**WHAT THE TASK REQUIRES**
Make an exact copy of the records, with the images left out.

**DATA RECORDS**
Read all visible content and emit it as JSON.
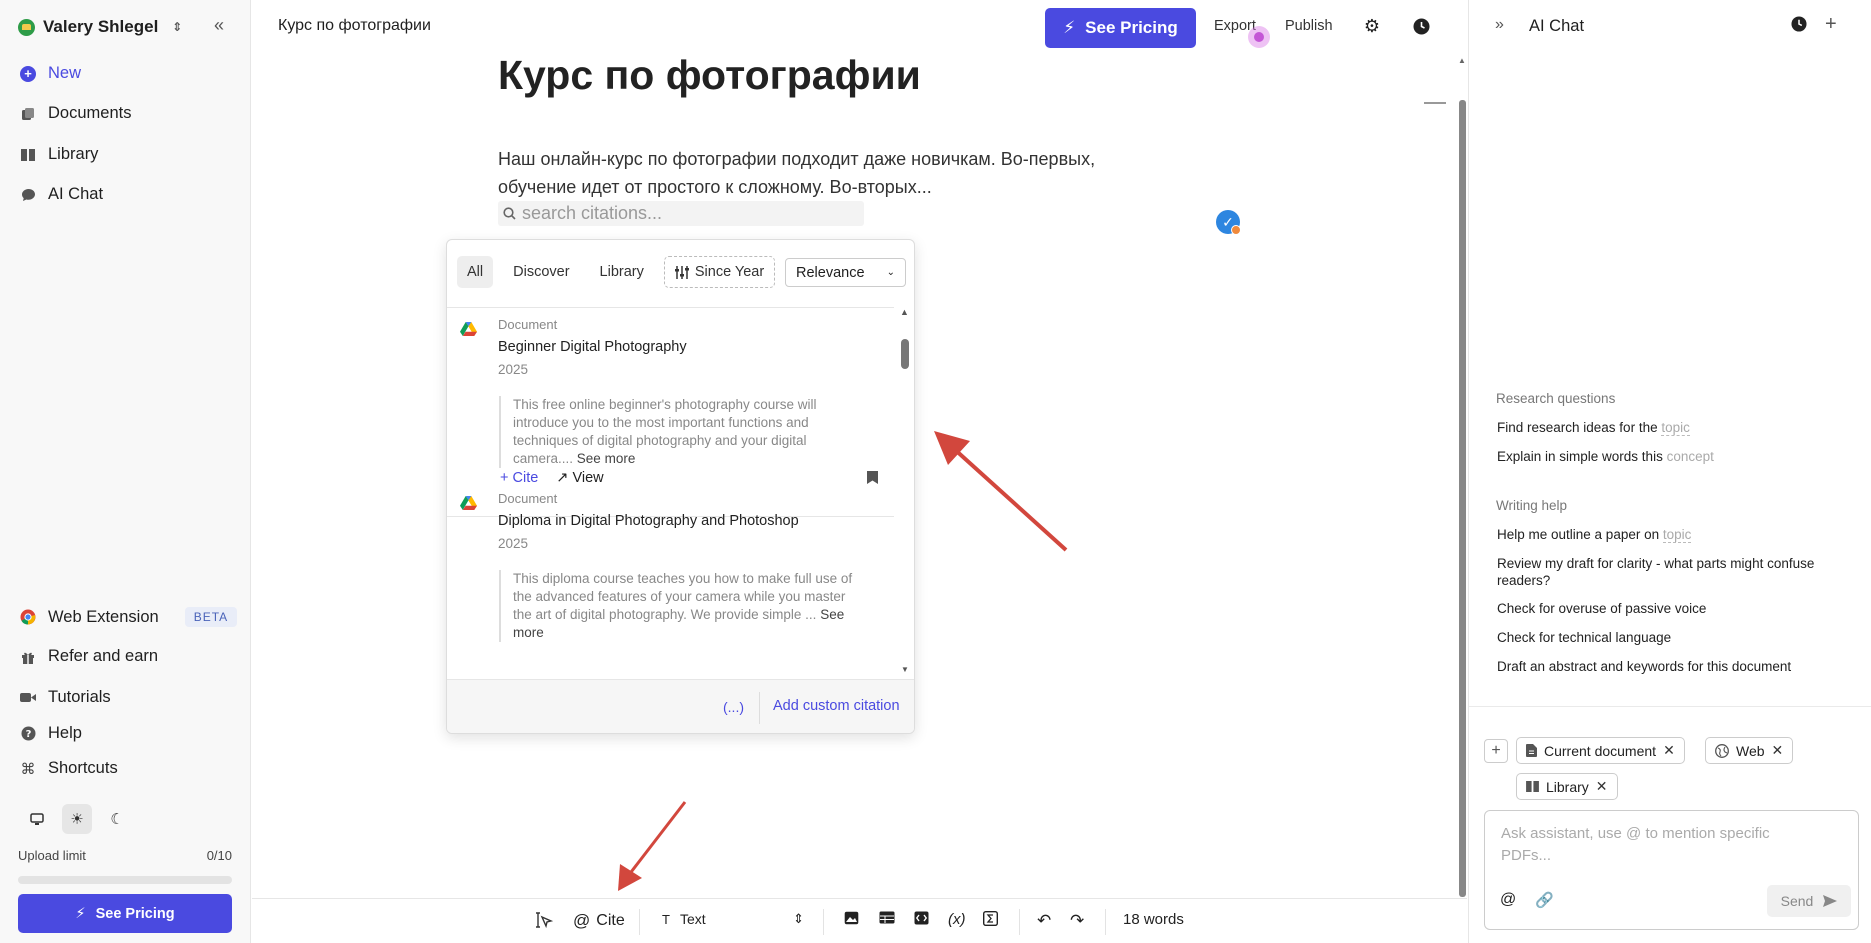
{
  "sidebar": {
    "workspace": "Valery Shlegel",
    "nav": [
      {
        "label": "New",
        "icon": "plus-circle-icon"
      },
      {
        "label": "Documents",
        "icon": "documents-icon"
      },
      {
        "label": "Library",
        "icon": "library-icon"
      },
      {
        "label": "AI Chat",
        "icon": "chat-icon"
      }
    ],
    "bottom": [
      {
        "label": "Web Extension",
        "icon": "chrome-icon",
        "badge": "BETA"
      },
      {
        "label": "Refer and earn",
        "icon": "gift-icon"
      },
      {
        "label": "Tutorials",
        "icon": "video-icon"
      },
      {
        "label": "Help",
        "icon": "help-icon"
      },
      {
        "label": "Shortcuts",
        "icon": "command-icon"
      }
    ],
    "upload_label": "Upload limit",
    "upload_count": "0/10",
    "upload_fraction": 0,
    "pricing_label": "See Pricing"
  },
  "header": {
    "doc_title": "Курс по фотографии",
    "pricing_label": "See Pricing",
    "export_label": "Export",
    "publish_label": "Publish"
  },
  "document": {
    "heading": "Курс по фотографии",
    "paragraph_line1": "Наш онлайн-курс по фотографии подходит даже новичкам. Во-первых,",
    "paragraph_line2": "обучение идет от простого к сложному. Во-вторых...",
    "search_placeholder": "search citations..."
  },
  "citation_popup": {
    "tabs": [
      "All",
      "Discover",
      "Library"
    ],
    "since_year": "Since Year",
    "sort": "Relevance",
    "results": [
      {
        "type": "Document",
        "title": "Beginner Digital Photography",
        "year": "2025",
        "abstract_lines": [
          "This free online beginner's photography course will",
          "introduce you to the most important functions and",
          "techniques of digital photography and your digital",
          "camera...."
        ],
        "see_more": "See more",
        "cite": "Cite",
        "view": "View"
      },
      {
        "type": "Document",
        "title": "Diploma in Digital Photography and Photoshop",
        "year": "2025",
        "abstract_lines": [
          "This diploma course teaches you how to make full use of",
          "the advanced features of your camera while you master",
          "the art of digital photography. We provide simple ..."
        ],
        "see_more": "See more"
      }
    ],
    "bracket_icon": "(...)",
    "add_custom": "Add custom citation"
  },
  "toolbar": {
    "cite_label": "Cite",
    "text_style": "Text",
    "word_count": "18 words"
  },
  "right_panel": {
    "title": "AI Chat",
    "research_title": "Research questions",
    "research": [
      {
        "text": "Find research ideas for the ",
        "hint": "topic"
      },
      {
        "text": "Explain in simple words this ",
        "hint": "concept"
      }
    ],
    "writing_title": "Writing help",
    "writing": [
      {
        "text": "Help me outline a paper on ",
        "hint": "topic"
      },
      {
        "text": "Review my draft for clarity - what parts might confuse readers?"
      },
      {
        "text": "Check for overuse of passive voice"
      },
      {
        "text": "Check for technical language"
      },
      {
        "text": "Draft an abstract and keywords for this document"
      }
    ],
    "chips": [
      "Current document",
      "Web",
      "Library"
    ],
    "ask_placeholder": "Ask assistant, use @ to mention specific PDFs...",
    "send_label": "Send"
  },
  "colors": {
    "accent": "#4a4ae0",
    "arrow": "#d2473d"
  }
}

**ANSWER FOR THE TASK**
Read all visible content and emit it as JSON.
{
  "sidebar": {
    "workspace": "Valery Shlegel",
    "nav": [
      {
        "label": "New",
        "icon": "plus-circle-icon"
      },
      {
        "label": "Documents",
        "icon": "documents-icon"
      },
      {
        "label": "Library",
        "icon": "library-icon"
      },
      {
        "label": "AI Chat",
        "icon": "chat-icon"
      }
    ],
    "bottom": [
      {
        "label": "Web Extension",
        "icon": "chrome-icon",
        "badge": "BETA"
      },
      {
        "label": "Refer and earn",
        "icon": "gift-icon"
      },
      {
        "label": "Tutorials",
        "icon": "video-icon"
      },
      {
        "label": "Help",
        "icon": "help-icon"
      },
      {
        "label": "Shortcuts",
        "icon": "command-icon"
      }
    ],
    "upload_label": "Upload limit",
    "upload_count": "0/10",
    "upload_fraction": 0,
    "pricing_label": "See Pricing"
  },
  "header": {
    "doc_title": "Курс по фотографии",
    "pricing_label": "See Pricing",
    "export_label": "Export",
    "publish_label": "Publish"
  },
  "document": {
    "heading": "Курс по фотографии",
    "paragraph_line1": "Наш онлайн-курс по фотографии подходит даже новичкам. Во-первых,",
    "paragraph_line2": "обучение идет от простого к сложному. Во-вторых...",
    "search_placeholder": "search citations..."
  },
  "citation_popup": {
    "tabs": [
      "All",
      "Discover",
      "Library"
    ],
    "since_year": "Since Year",
    "sort": "Relevance",
    "results": [
      {
        "type": "Document",
        "title": "Beginner Digital Photography",
        "year": "2025",
        "abstract_lines": [
          "This free online beginner's photography course will",
          "introduce you to the most important functions and",
          "techniques of digital photography and your digital",
          "camera...."
        ],
        "see_more": "See more",
        "cite": "Cite",
        "view": "View"
      },
      {
        "type": "Document",
        "title": "Diploma in Digital Photography and Photoshop",
        "year": "2025",
        "abstract_lines": [
          "This diploma course teaches you how to make full use of",
          "the advanced features of your camera while you master",
          "the art of digital photography. We provide simple ..."
        ],
        "see_more": "See more"
      }
    ],
    "bracket_icon": "(...)",
    "add_custom": "Add custom citation"
  },
  "toolbar": {
    "cite_label": "Cite",
    "text_style": "Text",
    "word_count": "18 words"
  },
  "right_panel": {
    "title": "AI Chat",
    "research_title": "Research questions",
    "research": [
      {
        "text": "Find research ideas for the ",
        "hint": "topic"
      },
      {
        "text": "Explain in simple words this ",
        "hint": "concept"
      }
    ],
    "writing_title": "Writing help",
    "writing": [
      {
        "text": "Help me outline a paper on ",
        "hint": "topic"
      },
      {
        "text": "Review my draft for clarity - what parts might confuse readers?"
      },
      {
        "text": "Check for overuse of passive voice"
      },
      {
        "text": "Check for technical language"
      },
      {
        "text": "Draft an abstract and keywords for this document"
      }
    ],
    "chips": [
      "Current document",
      "Web",
      "Library"
    ],
    "ask_placeholder": "Ask assistant, use @ to mention specific PDFs...",
    "send_label": "Send"
  },
  "colors": {
    "accent": "#4a4ae0",
    "arrow": "#d2473d"
  }
}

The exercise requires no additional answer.